Type out all the records word for word. Any pictures are to be left out.

☆ ☆ ☆ ☆ ☆ ☆ ☆

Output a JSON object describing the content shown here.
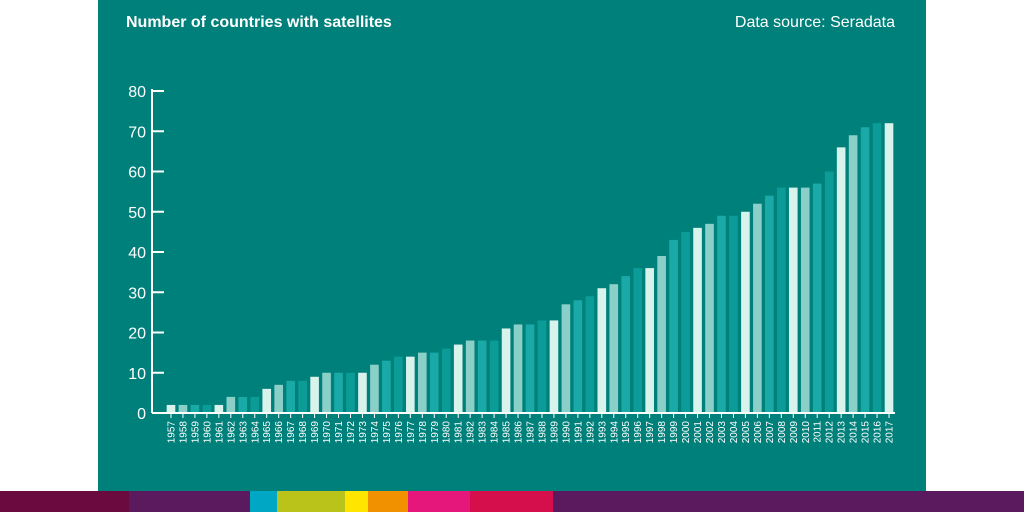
{
  "header": {
    "title": "Number of countries with satellites",
    "source": "Data source: Seradata"
  },
  "colors": {
    "background": "#00807a",
    "axis": "#ffffff",
    "bar_palette": [
      "#d8f2ec",
      "#8ad0c8",
      "#19aaa8",
      "#0c9c98"
    ]
  },
  "strip_colors": [
    "#6b0a3e",
    "#5c1a5e",
    "#00a7c4",
    "#b9c31a",
    "#ffe500",
    "#f29100",
    "#e6177b",
    "#d50f4c",
    "#5c1a5e"
  ],
  "chart_data": {
    "type": "bar",
    "title": "Number of countries with satellites",
    "xlabel": "",
    "ylabel": "",
    "ylim": [
      0,
      80
    ],
    "yticks": [
      0,
      10,
      20,
      30,
      40,
      50,
      60,
      70,
      80
    ],
    "grid": false,
    "categories": [
      "1957",
      "1958",
      "1959",
      "1960",
      "1961",
      "1962",
      "1963",
      "1964",
      "1965",
      "1966",
      "1967",
      "1968",
      "1969",
      "1970",
      "1971",
      "1972",
      "1973",
      "1974",
      "1975",
      "1976",
      "1977",
      "1978",
      "1979",
      "1980",
      "1981",
      "1982",
      "1983",
      "1984",
      "1985",
      "1986",
      "1987",
      "1988",
      "1989",
      "1990",
      "1991",
      "1992",
      "1993",
      "1994",
      "1995",
      "1996",
      "1997",
      "1998",
      "1999",
      "2000",
      "2001",
      "2002",
      "2003",
      "2004",
      "2005",
      "2006",
      "2007",
      "2008",
      "2009",
      "2010",
      "2011",
      "2012",
      "2013",
      "2014",
      "2015",
      "2016",
      "2017"
    ],
    "values": [
      2,
      2,
      2,
      2,
      2,
      4,
      4,
      4,
      6,
      7,
      8,
      8,
      9,
      10,
      10,
      10,
      10,
      12,
      13,
      14,
      14,
      15,
      15,
      16,
      17,
      18,
      18,
      18,
      21,
      22,
      22,
      23,
      23,
      27,
      28,
      29,
      31,
      32,
      34,
      36,
      36,
      39,
      43,
      45,
      46,
      47,
      49,
      49,
      50,
      52,
      54,
      56,
      56,
      56,
      57,
      60,
      66,
      69,
      71,
      72,
      72
    ]
  }
}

☆ ☆ ☆ ☆ ☆ ☆ ☆

__RESULT OF THIS TASK__:
Output a JSON object describing the content shown here.
{
  "header": {
    "title": "Number of countries with satellites",
    "source": "Data source: Seradata"
  },
  "colors": {
    "background": "#00807a",
    "axis": "#ffffff",
    "bar_palette": [
      "#d8f2ec",
      "#8ad0c8",
      "#19aaa8",
      "#0c9c98"
    ]
  },
  "strip_colors": [
    "#6b0a3e",
    "#5c1a5e",
    "#00a7c4",
    "#b9c31a",
    "#ffe500",
    "#f29100",
    "#e6177b",
    "#d50f4c",
    "#5c1a5e"
  ],
  "chart_data": {
    "type": "bar",
    "title": "Number of countries with satellites",
    "xlabel": "",
    "ylabel": "",
    "ylim": [
      0,
      80
    ],
    "yticks": [
      0,
      10,
      20,
      30,
      40,
      50,
      60,
      70,
      80
    ],
    "grid": false,
    "categories": [
      "1957",
      "1958",
      "1959",
      "1960",
      "1961",
      "1962",
      "1963",
      "1964",
      "1965",
      "1966",
      "1967",
      "1968",
      "1969",
      "1970",
      "1971",
      "1972",
      "1973",
      "1974",
      "1975",
      "1976",
      "1977",
      "1978",
      "1979",
      "1980",
      "1981",
      "1982",
      "1983",
      "1984",
      "1985",
      "1986",
      "1987",
      "1988",
      "1989",
      "1990",
      "1991",
      "1992",
      "1993",
      "1994",
      "1995",
      "1996",
      "1997",
      "1998",
      "1999",
      "2000",
      "2001",
      "2002",
      "2003",
      "2004",
      "2005",
      "2006",
      "2007",
      "2008",
      "2009",
      "2010",
      "2011",
      "2012",
      "2013",
      "2014",
      "2015",
      "2016",
      "2017"
    ],
    "values": [
      2,
      2,
      2,
      2,
      2,
      4,
      4,
      4,
      6,
      7,
      8,
      8,
      9,
      10,
      10,
      10,
      10,
      12,
      13,
      14,
      14,
      15,
      15,
      16,
      17,
      18,
      18,
      18,
      21,
      22,
      22,
      23,
      23,
      27,
      28,
      29,
      31,
      32,
      34,
      36,
      36,
      39,
      43,
      45,
      46,
      47,
      49,
      49,
      50,
      52,
      54,
      56,
      56,
      56,
      57,
      60,
      66,
      69,
      71,
      72,
      72
    ]
  }
}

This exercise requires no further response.